GIVEN RECORDS —
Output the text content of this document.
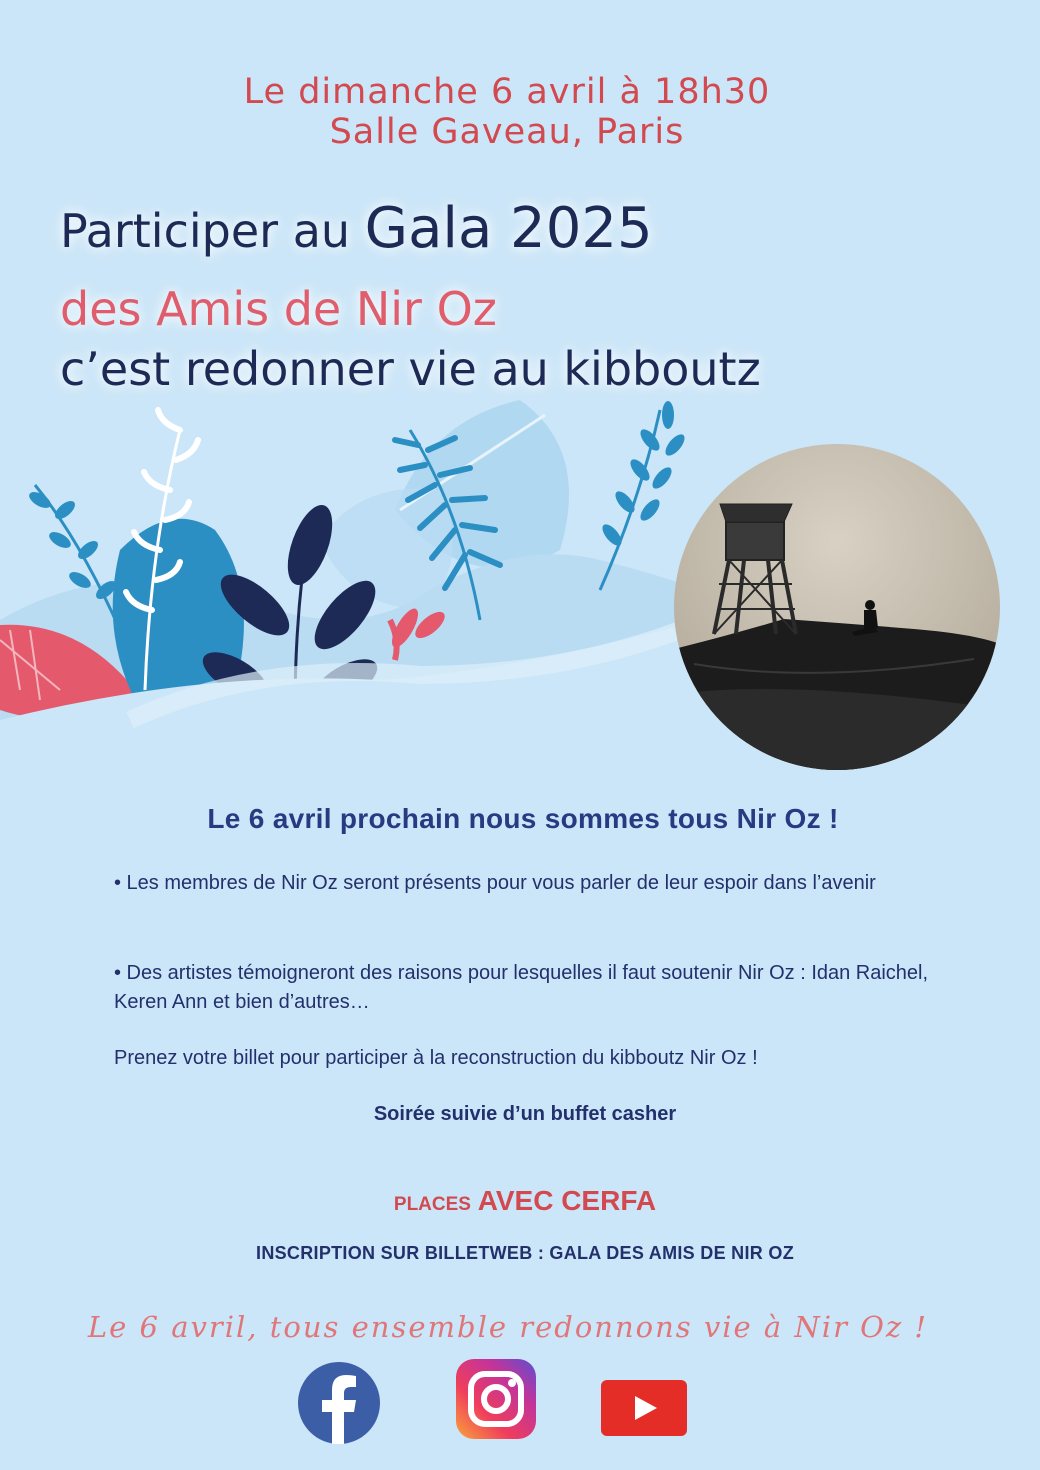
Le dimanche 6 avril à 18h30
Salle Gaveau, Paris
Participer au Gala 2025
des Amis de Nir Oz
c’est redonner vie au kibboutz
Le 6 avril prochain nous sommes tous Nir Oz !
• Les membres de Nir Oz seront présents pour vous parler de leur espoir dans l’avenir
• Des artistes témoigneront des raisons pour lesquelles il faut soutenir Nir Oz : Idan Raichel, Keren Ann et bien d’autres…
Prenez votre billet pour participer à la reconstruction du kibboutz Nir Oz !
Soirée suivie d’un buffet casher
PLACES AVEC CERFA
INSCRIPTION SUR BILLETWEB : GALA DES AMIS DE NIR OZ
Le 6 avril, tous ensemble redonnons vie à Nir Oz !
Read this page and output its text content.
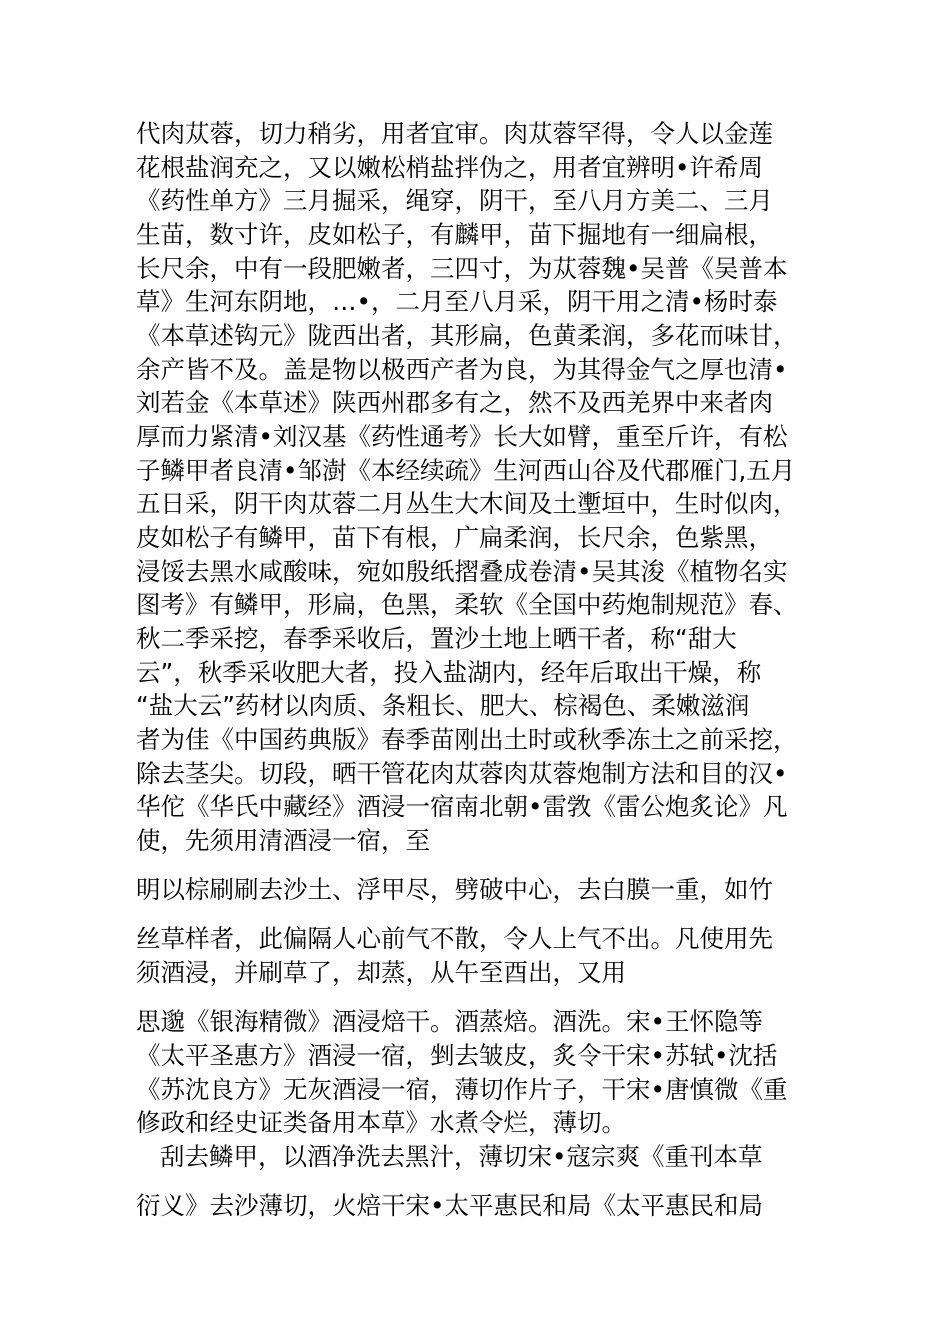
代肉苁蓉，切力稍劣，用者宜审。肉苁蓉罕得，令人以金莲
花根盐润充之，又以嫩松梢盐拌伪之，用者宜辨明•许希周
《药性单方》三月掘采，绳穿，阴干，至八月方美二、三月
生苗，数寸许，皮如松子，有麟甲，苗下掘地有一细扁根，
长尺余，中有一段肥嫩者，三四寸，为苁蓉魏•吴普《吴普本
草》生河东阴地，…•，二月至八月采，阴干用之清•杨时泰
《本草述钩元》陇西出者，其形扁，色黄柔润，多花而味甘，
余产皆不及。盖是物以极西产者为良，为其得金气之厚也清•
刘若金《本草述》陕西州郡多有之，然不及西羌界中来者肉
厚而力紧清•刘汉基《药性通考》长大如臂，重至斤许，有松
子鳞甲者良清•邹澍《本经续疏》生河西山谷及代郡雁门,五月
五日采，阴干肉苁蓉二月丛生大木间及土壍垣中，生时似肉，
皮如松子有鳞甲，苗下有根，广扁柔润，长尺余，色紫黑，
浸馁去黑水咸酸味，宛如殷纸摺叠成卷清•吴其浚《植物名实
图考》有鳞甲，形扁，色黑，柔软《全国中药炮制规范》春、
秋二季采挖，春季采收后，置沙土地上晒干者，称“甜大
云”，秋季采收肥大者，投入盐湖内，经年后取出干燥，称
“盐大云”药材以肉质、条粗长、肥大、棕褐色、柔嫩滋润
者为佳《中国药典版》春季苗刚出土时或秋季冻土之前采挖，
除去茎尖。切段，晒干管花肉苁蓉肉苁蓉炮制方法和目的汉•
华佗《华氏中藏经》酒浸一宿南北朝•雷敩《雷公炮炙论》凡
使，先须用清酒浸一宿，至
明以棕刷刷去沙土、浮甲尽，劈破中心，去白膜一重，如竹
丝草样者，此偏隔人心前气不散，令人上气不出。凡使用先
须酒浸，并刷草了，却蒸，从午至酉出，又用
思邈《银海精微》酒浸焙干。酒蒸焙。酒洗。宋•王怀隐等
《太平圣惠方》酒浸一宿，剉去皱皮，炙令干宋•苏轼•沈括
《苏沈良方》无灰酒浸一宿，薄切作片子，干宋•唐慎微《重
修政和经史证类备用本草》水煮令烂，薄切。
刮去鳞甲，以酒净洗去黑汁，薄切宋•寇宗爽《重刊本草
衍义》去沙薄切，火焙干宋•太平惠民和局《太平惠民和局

* * *

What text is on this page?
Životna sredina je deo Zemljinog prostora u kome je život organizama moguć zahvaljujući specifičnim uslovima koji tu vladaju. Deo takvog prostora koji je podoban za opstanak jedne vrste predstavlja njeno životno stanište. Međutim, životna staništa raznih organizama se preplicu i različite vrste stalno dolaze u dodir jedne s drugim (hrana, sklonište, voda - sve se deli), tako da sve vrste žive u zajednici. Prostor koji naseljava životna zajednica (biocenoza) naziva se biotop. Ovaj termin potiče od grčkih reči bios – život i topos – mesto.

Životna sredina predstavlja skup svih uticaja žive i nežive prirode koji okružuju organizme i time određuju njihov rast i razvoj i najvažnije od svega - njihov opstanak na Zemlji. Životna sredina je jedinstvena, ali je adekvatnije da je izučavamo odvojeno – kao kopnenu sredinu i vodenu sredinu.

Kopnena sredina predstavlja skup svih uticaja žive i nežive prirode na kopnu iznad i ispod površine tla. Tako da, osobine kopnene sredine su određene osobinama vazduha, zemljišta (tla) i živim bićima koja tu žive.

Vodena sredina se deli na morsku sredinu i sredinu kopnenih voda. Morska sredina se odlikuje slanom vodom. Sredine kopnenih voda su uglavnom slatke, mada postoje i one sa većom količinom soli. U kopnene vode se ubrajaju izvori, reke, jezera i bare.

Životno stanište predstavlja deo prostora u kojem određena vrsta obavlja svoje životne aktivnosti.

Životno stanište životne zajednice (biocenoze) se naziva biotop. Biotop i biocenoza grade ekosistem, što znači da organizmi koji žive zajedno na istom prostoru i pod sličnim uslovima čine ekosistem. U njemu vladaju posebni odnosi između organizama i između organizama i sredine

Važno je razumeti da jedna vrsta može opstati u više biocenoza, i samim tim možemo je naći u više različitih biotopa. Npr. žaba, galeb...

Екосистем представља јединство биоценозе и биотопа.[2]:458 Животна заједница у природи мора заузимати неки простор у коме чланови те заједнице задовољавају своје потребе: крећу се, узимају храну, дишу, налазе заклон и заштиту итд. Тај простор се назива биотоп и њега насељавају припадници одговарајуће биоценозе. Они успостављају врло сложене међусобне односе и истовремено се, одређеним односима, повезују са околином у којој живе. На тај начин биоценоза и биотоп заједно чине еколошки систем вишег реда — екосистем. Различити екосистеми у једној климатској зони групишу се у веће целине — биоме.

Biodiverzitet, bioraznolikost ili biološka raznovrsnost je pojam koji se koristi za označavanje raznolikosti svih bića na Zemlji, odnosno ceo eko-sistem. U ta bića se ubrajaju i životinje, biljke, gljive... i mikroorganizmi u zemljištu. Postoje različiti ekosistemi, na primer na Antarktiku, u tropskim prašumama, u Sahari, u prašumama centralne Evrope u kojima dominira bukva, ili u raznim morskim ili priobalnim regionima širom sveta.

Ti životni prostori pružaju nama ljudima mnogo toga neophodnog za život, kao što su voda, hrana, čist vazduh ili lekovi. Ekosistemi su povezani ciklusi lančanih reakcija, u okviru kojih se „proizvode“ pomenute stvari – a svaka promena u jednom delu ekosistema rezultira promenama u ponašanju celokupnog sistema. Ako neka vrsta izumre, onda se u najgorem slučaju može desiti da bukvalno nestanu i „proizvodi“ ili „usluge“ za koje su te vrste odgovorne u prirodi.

TASK DIRECTIONS —
State how many lines above contain the string "životne", with no other words.

IN RESPONSE —
2